» **Aim of the exercise**
A verbatim copy of the records is required, with all pictures left out.

» **Recorded data**
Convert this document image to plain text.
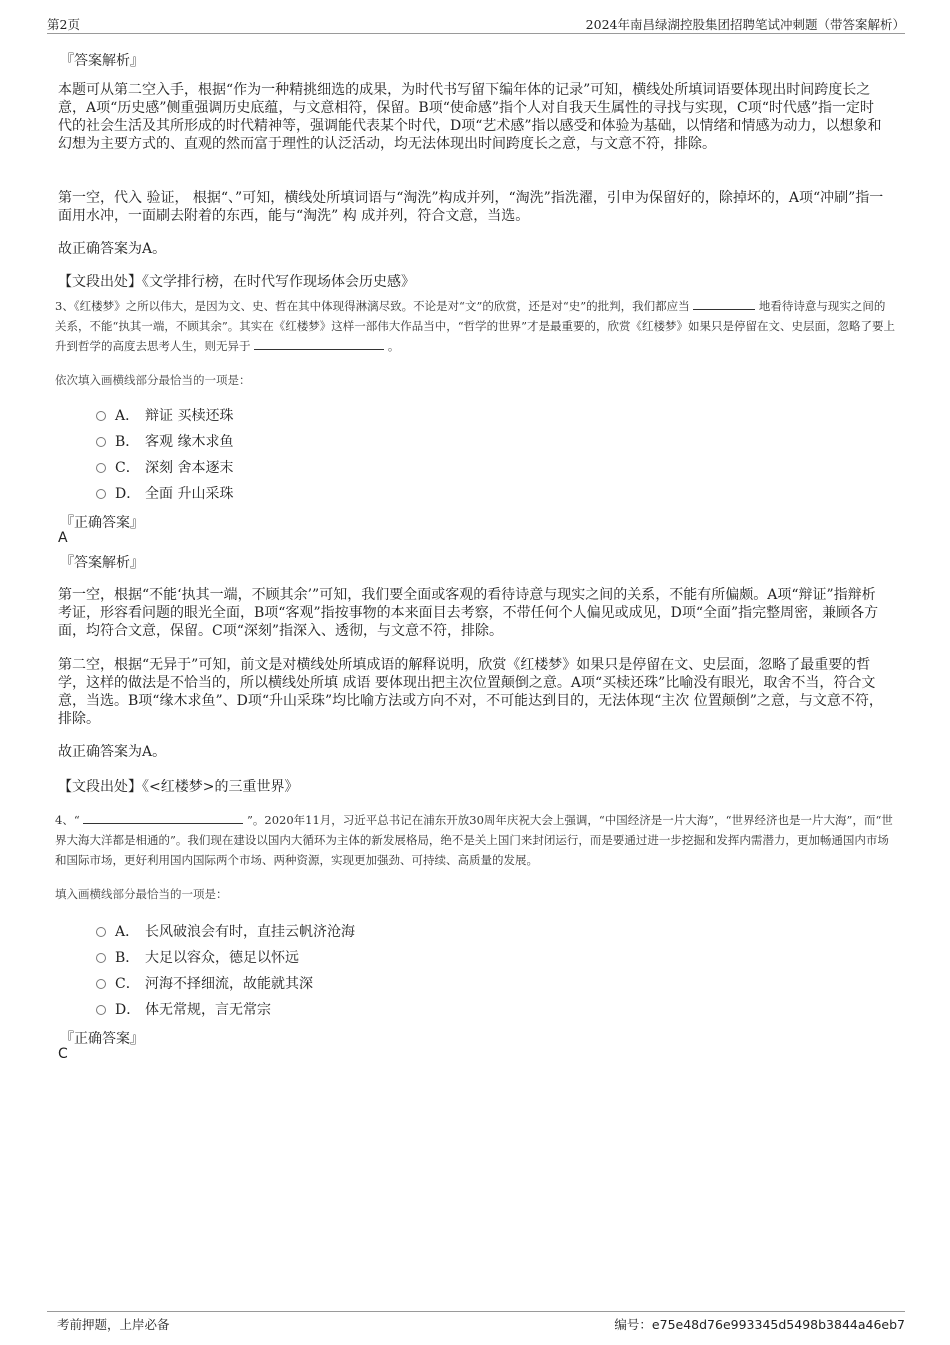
第2页	2024年南昌绿湖控股集团招聘笔试冲刺题（带答案解析）
『答案解析』
本题可从第二空入手，根据“作为一种精挑细选的成果，为时代书写留下编年体的记录”可知，横线处所填词语要体现出时间跨度长之意，A项“历史感”侧重强调历史底蕴，与文意相符，保留。B项“使命感”指个人对自我天生属性的寻找与实现，C项“时代感”指一定时代的社会生活及其所形成的时代精神等，强调能代表某个时代，D项“艺术感”指以感受和体验为基础，以情绪和情感为动力，以想象和幻想为主要方式的、直观的然而富于理性的认泛活动，均无法体现出时间跨度长之意，与文意不符，排除。
第一空，代入 验证， 根据“、”可知，横线处所填词语与“淘洗”构成并列，“淘洗”指洗濯，引申为保留好的，除掉坏的，A项“冲刷”指一面用水冲，一面刷去附着的东西，能与“淘洗” 构 成并列，符合文意，当选。
故正确答案为A。
【文段出处】《文学排行榜，在时代写作现场体会历史感》
3、《红楼梦》之所以伟大，是因为文、史、哲在其中体现得淋漓尽致。不论是对“文”的欣赏，还是对“史”的批判，我们都应当	地看待诗意与现实之间的关系，不能“执其一端，不顾其余”。其实在《红楼梦》这样一部伟大作品当中，“哲学的世界”才是最重要的，欣赏《红楼梦》如果只是停留在文、史层面，忽略了要上升到哲学的高度去思考人生，则无异于	。
依次填入画横线部分最恰当的一项是：
A． 辩证 买椟还珠
B． 客观 缘木求鱼
C． 深刻 舍本逐末
D． 全面 升山采珠
『正确答案』
A
『答案解析』
第一空，根据“不能‘执其一端，不顾其余’”可知，我们要全面或客观的看待诗意与现实之间的关系，不能有所偏颇。A项“辩证”指辩析考证，形容看问题的眼光全面，B项“客观”指按事物的本来面目去考察，不带任何个人偏见或成见，D项“全面”指完整周密，兼顾各方面，均符合文意，保留。C项“深刻”指深入、透彻，与文意不符，排除。
第二空，根据“无异于”可知，前文是对横线处所填成语的解释说明，欣赏《红楼梦》如果只是停留在文、史层面，忽略了最重要的哲学，这样的做法是不恰当的，所以横线处所填 成语 要体现出把主次位置颠倒之意。A项“买椟还珠”比喻没有眼光，取舍不当，符合文意，当选。B项“缘木求鱼”、D项“升山采珠”均比喻方法或方向不对，不可能达到目的，无法体现“主次 位置颠倒”之意，与文意不符，排除。
故正确答案为A。
【文段出处】《<红楼梦>的三重世界》
4、“	”。2020年11月，习近平总书记在浦东开放30周年庆祝大会上强调，“中国经济是一片大海”，“世界经济也是一片大海”，而“世界大海大洋都是相通的”。我们现在建设以国内大循环为主体的新发展格局，绝不是关上国门来封闭运行，而是要通过进一步挖掘和发挥内需潜力，更加畅通国内市场和国际市场，更好利用国内国际两个市场、两种资源，实现更加强劲、可持续、高质量的发展。
填入画横线部分最恰当的一项是：
A． 长风破浪会有时，直挂云帆济沧海
B． 大足以容众，德足以怀远
C． 河海不择细流，故能就其深
D． 体无常规，言无常宗
『正确答案』
C
考前押题，上岸必备	编号：e75e48d76e993345d5498b3844a46eb7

» **Correct answer**
Convert this document image to plain text.
第2页	2024年南昌绿湖控股集团招聘笔试冲刺题（带答案解析）
『答案解析』
本题可从第二空入手，根据“作为一种精挑细选的成果，为时代书写留下编年体的记录”可知，横线处所填词语要体现出时间跨度长之意，A项“历史感”侧重强调历史底蕴，与文意相符，保留。B项“使命感”指个人对自我天生属性的寻找与实现，C项“时代感”指一定时代的社会生活及其所形成的时代精神等，强调能代表某个时代，D项“艺术感”指以感受和体验为基础，以情绪和情感为动力，以想象和幻想为主要方式的、直观的然而富于理性的认泛活动，均无法体现出时间跨度长之意，与文意不符，排除。
第一空，代入 验证， 根据“、”可知，横线处所填词语与“淘洗”构成并列，“淘洗”指洗濯，引申为保留好的，除掉坏的，A项“冲刷”指一面用水冲，一面刷去附着的东西，能与“淘洗” 构 成并列，符合文意，当选。
故正确答案为A。
【文段出处】《文学排行榜，在时代写作现场体会历史感》
3、《红楼梦》之所以伟大，是因为文、史、哲在其中体现得淋漓尽致。不论是对“文”的欣赏，还是对“史”的批判，我们都应当	地看待诗意与现实之间的关系，不能“执其一端，不顾其余”。其实在《红楼梦》这样一部伟大作品当中，“哲学的世界”才是最重要的，欣赏《红楼梦》如果只是停留在文、史层面，忽略了要上升到哲学的高度去思考人生，则无异于	。
依次填入画横线部分最恰当的一项是：
A． 辩证 买椟还珠
B． 客观 缘木求鱼
C． 深刻 舍本逐末
D． 全面 升山采珠
『正确答案』
A
『答案解析』
第一空，根据“不能‘执其一端，不顾其余’”可知，我们要全面或客观的看待诗意与现实之间的关系，不能有所偏颇。A项“辩证”指辩析考证，形容看问题的眼光全面，B项“客观”指按事物的本来面目去考察，不带任何个人偏见或成见，D项“全面”指完整周密，兼顾各方面，均符合文意，保留。C项“深刻”指深入、透彻，与文意不符，排除。
第二空，根据“无异于”可知，前文是对横线处所填成语的解释说明，欣赏《红楼梦》如果只是停留在文、史层面，忽略了最重要的哲学，这样的做法是不恰当的，所以横线处所填 成语 要体现出把主次位置颠倒之意。A项“买椟还珠”比喻没有眼光，取舍不当，符合文意，当选。B项“缘木求鱼”、D项“升山采珠”均比喻方法或方向不对，不可能达到目的，无法体现“主次 位置颠倒”之意，与文意不符，排除。
故正确答案为A。
【文段出处】《<红楼梦>的三重世界》
4、“	”。2020年11月，习近平总书记在浦东开放30周年庆祝大会上强调，“中国经济是一片大海”，“世界经济也是一片大海”，而“世界大海大洋都是相通的”。我们现在建设以国内大循环为主体的新发展格局，绝不是关上国门来封闭运行，而是要通过进一步挖掘和发挥内需潜力，更加畅通国内市场和国际市场，更好利用国内国际两个市场、两种资源，实现更加强劲、可持续、高质量的发展。
填入画横线部分最恰当的一项是：
A． 长风破浪会有时，直挂云帆济沧海
B． 大足以容众，德足以怀远
C． 河海不择细流，故能就其深
D． 体无常规，言无常宗
『正确答案』
C
考前押题，上岸必备	编号：e75e48d76e993345d5498b3844a46eb7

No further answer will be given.